WHAT IS REQUIRED – Each line that holds the word "page" should be returned.

○ ○ ○ ○

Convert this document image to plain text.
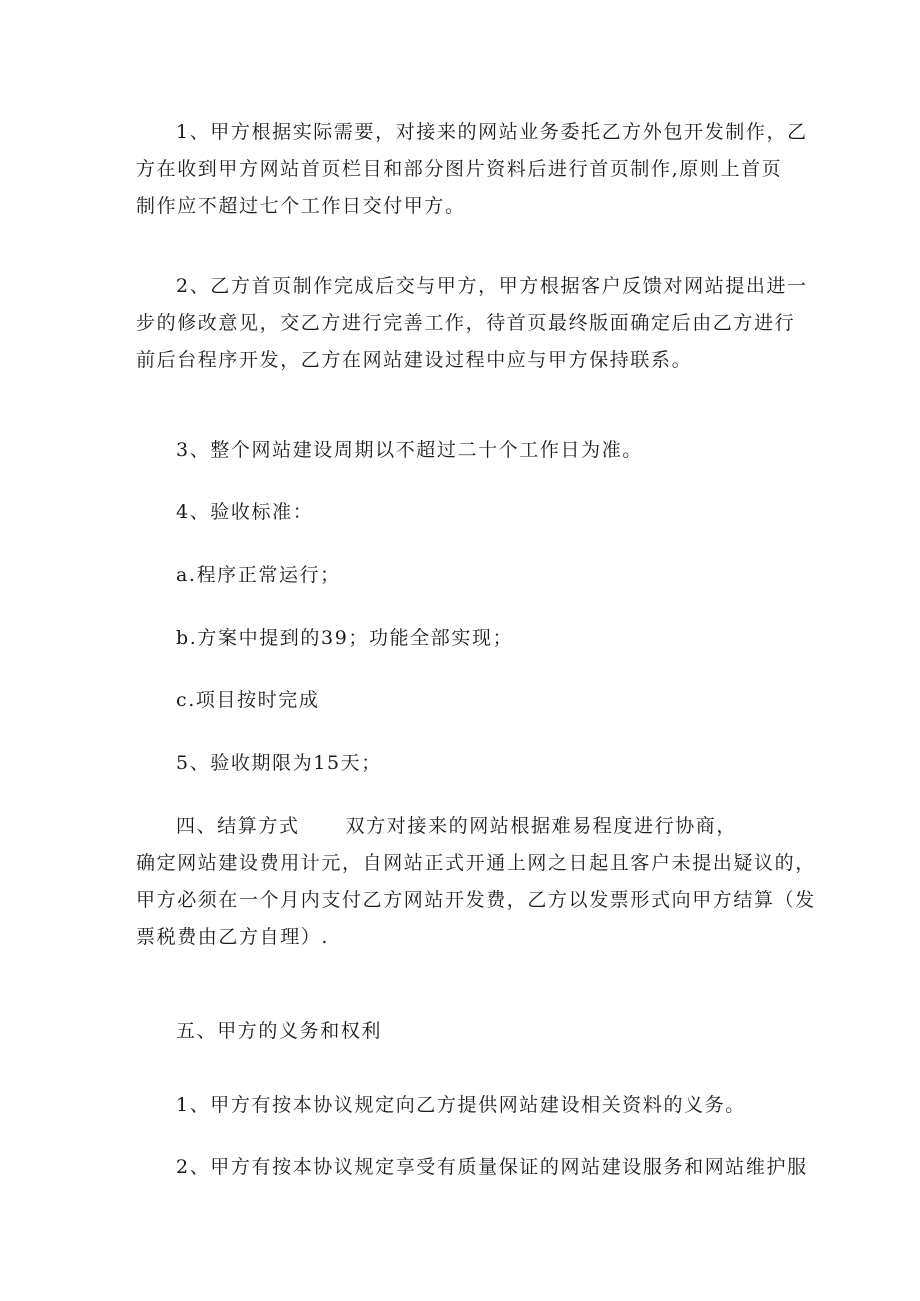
1、甲方根据实际需要，对接来的网站业务委托乙方外包开发制作，乙
方在收到甲方网站首页栏目和部分图片资料后进行首页制作,原则上首页
制作应不超过七个工作日交付甲方。
2、乙方首页制作完成后交与甲方，甲方根据客户反馈对网站提出进一
步的修改意见，交乙方进行完善工作，待首页最终版面确定后由乙方进行
前后台程序开发，乙方在网站建设过程中应与甲方保持联系。
3、整个网站建设周期以不超过二十个工作日为准。
4、验收标准：
a.程序正常运行；
b.方案中提到的39；功能全部实现；
c.项目按时完成
5、验收期限为15天；
四、结算方式 双方对接来的网站根据难易程度进行协商，
确定网站建设费用计元，自网站正式开通上网之日起且客户未提出疑议的，
甲方必须在一个月内支付乙方网站开发费，乙方以发票形式向甲方结算（发
票税费由乙方自理）.
五、甲方的义务和权利
1、甲方有按本协议规定向乙方提供网站建设相关资料的义务。
2、甲方有按本协议规定享受有质量保证的网站建设服务和网站维护服
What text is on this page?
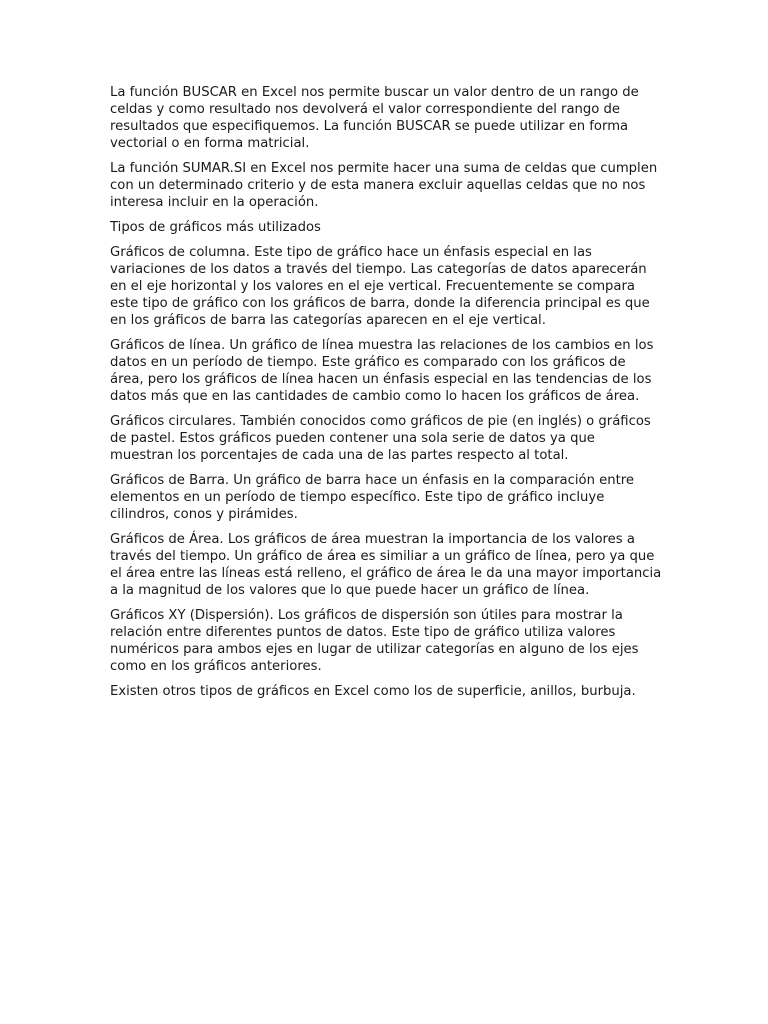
La función BUSCAR en Excel nos permite buscar un valor dentro de un rango de celdas y como resultado nos devolverá el valor correspondiente del rango de resultados que especifiquemos. La función BUSCAR se puede utilizar en forma vectorial o en forma matricial.

La función SUMAR.SI en Excel nos permite hacer una suma de celdas que cumplen con un determinado criterio y de esta manera excluir aquellas celdas que no nos interesa incluir en la operación.

Tipos de gráficos más utilizados

Gráficos de columna. Este tipo de gráfico hace un énfasis especial en las variaciones de los datos a través del tiempo. Las categorías de datos aparecerán en el eje horizontal y los valores en el eje vertical. Frecuentemente se compara este tipo de gráfico con los gráficos de barra, donde la diferencia principal es que en los gráficos de barra las categorías aparecen en el eje vertical.

Gráficos de línea. Un gráfico de línea muestra las relaciones de los cambios en los datos en un período de tiempo. Este gráfico es comparado con los gráficos de área, pero los gráficos de línea hacen un énfasis especial en las tendencias de los datos más que en las cantidades de cambio como lo hacen los gráficos de área.

Gráficos circulares. También conocidos como gráficos de pie (en inglés) o gráficos de pastel. Estos gráficos pueden contener una sola serie de datos ya que muestran los porcentajes de cada una de las partes respecto al total.

Gráficos de Barra. Un gráfico de barra hace un énfasis en la comparación entre elementos en un período de tiempo específico. Este tipo de gráfico incluye cilindros, conos y pirámides.

Gráficos de Área. Los gráficos de área muestran la importancia de los valores a través del tiempo. Un gráfico de área es similiar a un gráfico de línea, pero ya que el área entre las líneas está relleno, el gráfico de área le da una mayor importancia a la magnitud de los valores que lo que puede hacer un gráfico de línea.

Gráficos XY (Dispersión). Los gráficos de dispersión son útiles para mostrar la relación entre diferentes puntos de datos. Este tipo de gráfico utiliza valores numéricos para ambos ejes en lugar de utilizar categorías en alguno de los ejes como en los gráficos anteriores.

Existen otros tipos de gráficos en Excel como los de superficie, anillos, burbuja.
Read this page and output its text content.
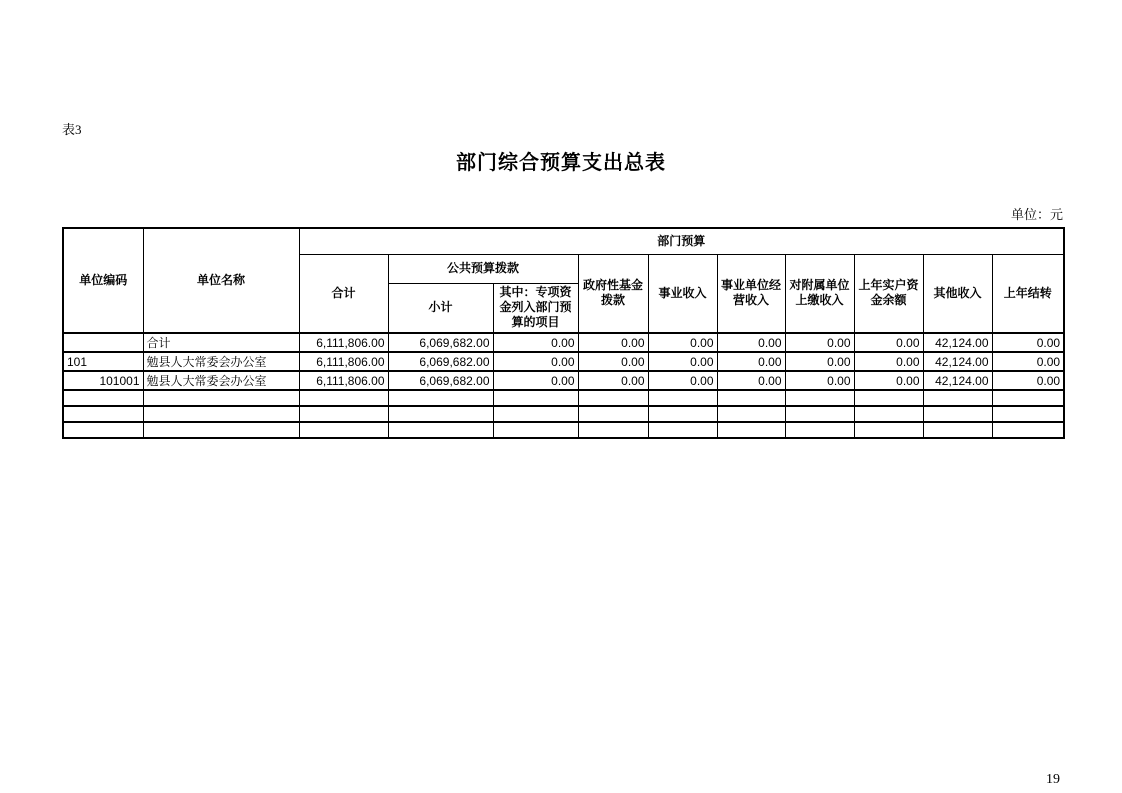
表3
部门综合预算支出总表
单位：元
单位编码	单位名称	部门预算									
		合计	公共预算拨款		政府性基金拨款	事业收入	事业单位经营收入	对附属单位上缴收入	上年实户资金余额	其他收入	上年结转
			小计	其中：专项资金列入部门预算的项目							
	合计	6,111,806.00	6,069,682.00	0.00	0.00	0.00	0.00	0.00	0.00	42,124.00	0.00
101	勉县人大常委会办公室	6,111,806.00	6,069,682.00	0.00	0.00	0.00	0.00	0.00	0.00	42,124.00	0.00
101001	勉县人大常委会办公室	6,111,806.00	6,069,682.00	0.00	0.00	0.00	0.00	0.00	0.00	42,124.00	0.00

19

○ ○ ○ ○

ANSWER TO THIS TASK –
What text is on this page?
Read this page and output its text content.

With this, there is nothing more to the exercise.